▶ PROBLEM TO SOLVE:
Look for the string "light" and copy every line that has it.

## START

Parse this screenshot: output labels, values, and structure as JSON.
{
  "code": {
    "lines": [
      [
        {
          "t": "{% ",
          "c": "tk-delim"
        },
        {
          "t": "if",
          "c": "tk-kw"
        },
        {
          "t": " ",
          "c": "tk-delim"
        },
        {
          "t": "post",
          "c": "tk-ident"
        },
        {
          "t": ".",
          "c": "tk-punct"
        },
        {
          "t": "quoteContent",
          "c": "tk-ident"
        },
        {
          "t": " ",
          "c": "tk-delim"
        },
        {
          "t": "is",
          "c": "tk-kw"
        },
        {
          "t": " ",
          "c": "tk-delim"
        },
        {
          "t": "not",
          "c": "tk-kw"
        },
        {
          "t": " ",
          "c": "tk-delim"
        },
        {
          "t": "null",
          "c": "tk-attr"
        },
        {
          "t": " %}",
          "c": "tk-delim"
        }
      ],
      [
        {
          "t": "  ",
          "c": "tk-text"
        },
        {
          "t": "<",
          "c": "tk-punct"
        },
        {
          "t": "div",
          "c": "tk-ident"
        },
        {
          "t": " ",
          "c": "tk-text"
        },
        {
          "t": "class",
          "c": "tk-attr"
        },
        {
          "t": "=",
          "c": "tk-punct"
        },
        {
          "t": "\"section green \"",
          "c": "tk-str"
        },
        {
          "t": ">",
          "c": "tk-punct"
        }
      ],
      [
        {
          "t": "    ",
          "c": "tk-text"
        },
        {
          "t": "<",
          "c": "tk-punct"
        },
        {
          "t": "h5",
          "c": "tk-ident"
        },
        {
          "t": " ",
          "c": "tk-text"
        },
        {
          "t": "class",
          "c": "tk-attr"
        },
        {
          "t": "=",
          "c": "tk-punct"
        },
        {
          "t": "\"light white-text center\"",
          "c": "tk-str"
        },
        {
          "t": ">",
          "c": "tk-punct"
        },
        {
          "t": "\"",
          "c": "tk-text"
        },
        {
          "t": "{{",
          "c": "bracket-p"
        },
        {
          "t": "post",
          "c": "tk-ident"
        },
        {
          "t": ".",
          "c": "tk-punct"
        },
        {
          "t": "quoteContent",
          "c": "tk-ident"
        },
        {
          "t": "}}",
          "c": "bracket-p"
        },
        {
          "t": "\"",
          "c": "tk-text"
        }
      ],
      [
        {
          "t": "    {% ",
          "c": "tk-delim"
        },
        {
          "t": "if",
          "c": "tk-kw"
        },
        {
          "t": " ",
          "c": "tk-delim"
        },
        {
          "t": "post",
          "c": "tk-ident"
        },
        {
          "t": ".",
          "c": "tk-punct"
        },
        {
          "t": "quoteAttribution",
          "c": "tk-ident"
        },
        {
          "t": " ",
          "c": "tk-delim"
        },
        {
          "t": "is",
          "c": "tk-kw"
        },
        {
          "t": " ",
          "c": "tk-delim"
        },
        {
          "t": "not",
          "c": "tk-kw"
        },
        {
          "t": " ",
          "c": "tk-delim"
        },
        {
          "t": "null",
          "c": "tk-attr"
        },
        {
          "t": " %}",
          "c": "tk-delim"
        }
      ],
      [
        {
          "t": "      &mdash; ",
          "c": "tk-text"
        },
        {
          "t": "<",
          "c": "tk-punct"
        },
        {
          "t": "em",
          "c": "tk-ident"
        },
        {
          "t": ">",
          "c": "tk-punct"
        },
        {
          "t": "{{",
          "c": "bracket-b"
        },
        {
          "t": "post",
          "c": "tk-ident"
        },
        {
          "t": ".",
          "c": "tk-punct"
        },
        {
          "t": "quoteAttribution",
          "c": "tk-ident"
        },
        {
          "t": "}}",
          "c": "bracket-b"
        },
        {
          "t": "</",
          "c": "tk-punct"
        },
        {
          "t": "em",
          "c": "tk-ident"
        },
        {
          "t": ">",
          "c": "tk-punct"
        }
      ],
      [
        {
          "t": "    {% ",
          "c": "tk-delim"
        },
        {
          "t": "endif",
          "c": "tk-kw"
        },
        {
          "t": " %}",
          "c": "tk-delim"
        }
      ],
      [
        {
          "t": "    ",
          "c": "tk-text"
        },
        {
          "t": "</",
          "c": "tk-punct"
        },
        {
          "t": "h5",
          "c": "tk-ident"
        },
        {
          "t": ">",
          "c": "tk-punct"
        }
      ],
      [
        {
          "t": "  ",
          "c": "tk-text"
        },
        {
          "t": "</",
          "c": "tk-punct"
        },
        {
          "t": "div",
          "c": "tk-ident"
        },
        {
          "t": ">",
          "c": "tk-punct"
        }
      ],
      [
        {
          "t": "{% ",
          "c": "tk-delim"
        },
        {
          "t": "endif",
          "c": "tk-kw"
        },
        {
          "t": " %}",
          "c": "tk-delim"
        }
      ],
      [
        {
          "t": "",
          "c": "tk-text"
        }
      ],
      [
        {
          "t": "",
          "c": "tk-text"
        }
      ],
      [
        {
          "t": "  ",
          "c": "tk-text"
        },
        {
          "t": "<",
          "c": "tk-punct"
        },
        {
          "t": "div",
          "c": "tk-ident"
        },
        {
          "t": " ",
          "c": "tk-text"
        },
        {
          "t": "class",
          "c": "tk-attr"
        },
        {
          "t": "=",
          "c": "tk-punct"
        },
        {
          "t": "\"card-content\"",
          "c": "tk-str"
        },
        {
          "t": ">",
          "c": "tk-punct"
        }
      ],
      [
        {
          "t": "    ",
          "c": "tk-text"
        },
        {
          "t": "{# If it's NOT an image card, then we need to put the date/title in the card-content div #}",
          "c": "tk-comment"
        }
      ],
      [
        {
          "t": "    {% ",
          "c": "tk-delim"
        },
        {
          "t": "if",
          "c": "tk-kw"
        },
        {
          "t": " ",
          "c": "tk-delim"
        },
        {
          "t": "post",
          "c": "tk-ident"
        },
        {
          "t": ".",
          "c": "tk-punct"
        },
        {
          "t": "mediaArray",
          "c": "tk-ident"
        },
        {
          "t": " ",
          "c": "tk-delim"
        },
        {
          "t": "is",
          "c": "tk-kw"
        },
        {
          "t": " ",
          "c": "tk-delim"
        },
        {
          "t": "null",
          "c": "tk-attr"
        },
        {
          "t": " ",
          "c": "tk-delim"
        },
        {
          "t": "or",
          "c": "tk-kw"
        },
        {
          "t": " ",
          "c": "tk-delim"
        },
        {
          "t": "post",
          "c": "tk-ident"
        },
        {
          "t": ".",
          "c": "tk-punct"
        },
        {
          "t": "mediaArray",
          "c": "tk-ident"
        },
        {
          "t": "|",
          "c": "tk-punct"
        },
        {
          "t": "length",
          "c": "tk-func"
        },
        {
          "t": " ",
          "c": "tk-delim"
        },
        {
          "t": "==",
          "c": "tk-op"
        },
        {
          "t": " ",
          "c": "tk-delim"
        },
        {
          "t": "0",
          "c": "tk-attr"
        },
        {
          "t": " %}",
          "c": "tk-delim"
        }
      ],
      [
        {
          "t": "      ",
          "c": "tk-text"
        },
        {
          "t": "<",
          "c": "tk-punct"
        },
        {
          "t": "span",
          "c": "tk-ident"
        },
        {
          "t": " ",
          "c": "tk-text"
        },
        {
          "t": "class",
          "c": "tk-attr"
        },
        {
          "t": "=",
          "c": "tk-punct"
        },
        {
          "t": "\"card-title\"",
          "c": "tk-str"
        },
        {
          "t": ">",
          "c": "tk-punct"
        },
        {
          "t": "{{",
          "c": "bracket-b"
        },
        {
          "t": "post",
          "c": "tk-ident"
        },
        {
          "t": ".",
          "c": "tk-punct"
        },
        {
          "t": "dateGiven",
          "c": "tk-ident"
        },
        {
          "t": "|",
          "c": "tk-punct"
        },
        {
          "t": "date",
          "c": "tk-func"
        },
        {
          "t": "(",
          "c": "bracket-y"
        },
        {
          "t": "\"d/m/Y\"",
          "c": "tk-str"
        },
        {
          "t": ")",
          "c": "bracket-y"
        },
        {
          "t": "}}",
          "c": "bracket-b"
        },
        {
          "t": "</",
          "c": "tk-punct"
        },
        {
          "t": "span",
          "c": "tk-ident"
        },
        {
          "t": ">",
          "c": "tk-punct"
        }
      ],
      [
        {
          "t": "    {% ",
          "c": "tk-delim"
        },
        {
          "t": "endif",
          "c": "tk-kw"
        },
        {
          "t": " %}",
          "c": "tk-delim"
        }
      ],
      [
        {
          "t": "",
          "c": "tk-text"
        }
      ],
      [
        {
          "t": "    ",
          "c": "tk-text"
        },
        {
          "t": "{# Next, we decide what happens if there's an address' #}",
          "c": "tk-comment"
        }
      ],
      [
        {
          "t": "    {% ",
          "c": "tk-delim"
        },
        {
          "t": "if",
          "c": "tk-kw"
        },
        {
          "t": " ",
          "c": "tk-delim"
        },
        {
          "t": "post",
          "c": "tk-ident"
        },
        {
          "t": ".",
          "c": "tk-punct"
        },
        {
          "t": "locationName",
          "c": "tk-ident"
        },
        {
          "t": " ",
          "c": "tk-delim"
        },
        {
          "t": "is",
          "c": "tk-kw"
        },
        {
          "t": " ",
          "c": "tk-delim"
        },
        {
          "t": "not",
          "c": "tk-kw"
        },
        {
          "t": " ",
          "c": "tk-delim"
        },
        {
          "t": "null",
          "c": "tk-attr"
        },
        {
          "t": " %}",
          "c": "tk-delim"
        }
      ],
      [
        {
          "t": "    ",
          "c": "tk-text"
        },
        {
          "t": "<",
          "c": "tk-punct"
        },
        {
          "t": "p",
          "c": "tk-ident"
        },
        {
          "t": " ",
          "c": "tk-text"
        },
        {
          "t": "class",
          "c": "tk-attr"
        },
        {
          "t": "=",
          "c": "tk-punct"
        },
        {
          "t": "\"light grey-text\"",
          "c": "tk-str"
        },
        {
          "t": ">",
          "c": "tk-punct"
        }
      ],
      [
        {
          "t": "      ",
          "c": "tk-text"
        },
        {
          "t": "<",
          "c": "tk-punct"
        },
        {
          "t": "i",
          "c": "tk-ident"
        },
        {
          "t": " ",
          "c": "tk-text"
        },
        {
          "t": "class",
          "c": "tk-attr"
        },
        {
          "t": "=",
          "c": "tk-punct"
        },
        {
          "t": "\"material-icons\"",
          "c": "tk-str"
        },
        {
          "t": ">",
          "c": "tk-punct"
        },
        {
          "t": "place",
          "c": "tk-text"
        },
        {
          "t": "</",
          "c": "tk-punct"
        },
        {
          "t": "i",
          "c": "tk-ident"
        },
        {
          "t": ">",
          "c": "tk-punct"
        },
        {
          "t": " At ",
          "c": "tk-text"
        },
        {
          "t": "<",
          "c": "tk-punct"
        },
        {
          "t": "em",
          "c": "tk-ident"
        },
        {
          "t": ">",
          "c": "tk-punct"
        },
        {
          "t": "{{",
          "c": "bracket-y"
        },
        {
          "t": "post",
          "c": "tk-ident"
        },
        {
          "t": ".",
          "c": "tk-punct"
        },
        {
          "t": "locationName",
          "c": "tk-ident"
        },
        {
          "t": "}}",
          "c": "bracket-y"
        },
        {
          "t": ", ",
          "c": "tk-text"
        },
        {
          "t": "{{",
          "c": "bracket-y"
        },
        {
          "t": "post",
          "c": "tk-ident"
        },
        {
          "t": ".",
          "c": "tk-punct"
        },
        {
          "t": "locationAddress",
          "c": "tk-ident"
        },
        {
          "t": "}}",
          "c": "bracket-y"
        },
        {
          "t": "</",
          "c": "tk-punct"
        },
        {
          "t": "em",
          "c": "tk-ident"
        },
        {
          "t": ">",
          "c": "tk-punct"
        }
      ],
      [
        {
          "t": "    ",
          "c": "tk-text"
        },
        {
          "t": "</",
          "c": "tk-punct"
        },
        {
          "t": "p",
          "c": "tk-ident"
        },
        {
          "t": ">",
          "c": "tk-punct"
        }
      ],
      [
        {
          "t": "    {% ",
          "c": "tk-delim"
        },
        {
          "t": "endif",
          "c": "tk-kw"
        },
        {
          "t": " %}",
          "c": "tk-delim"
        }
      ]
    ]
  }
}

## END

▶ WRITTEN SOLUTION:
          "t": "\"light white-text center\"",
          "t": "\"light grey-text\"",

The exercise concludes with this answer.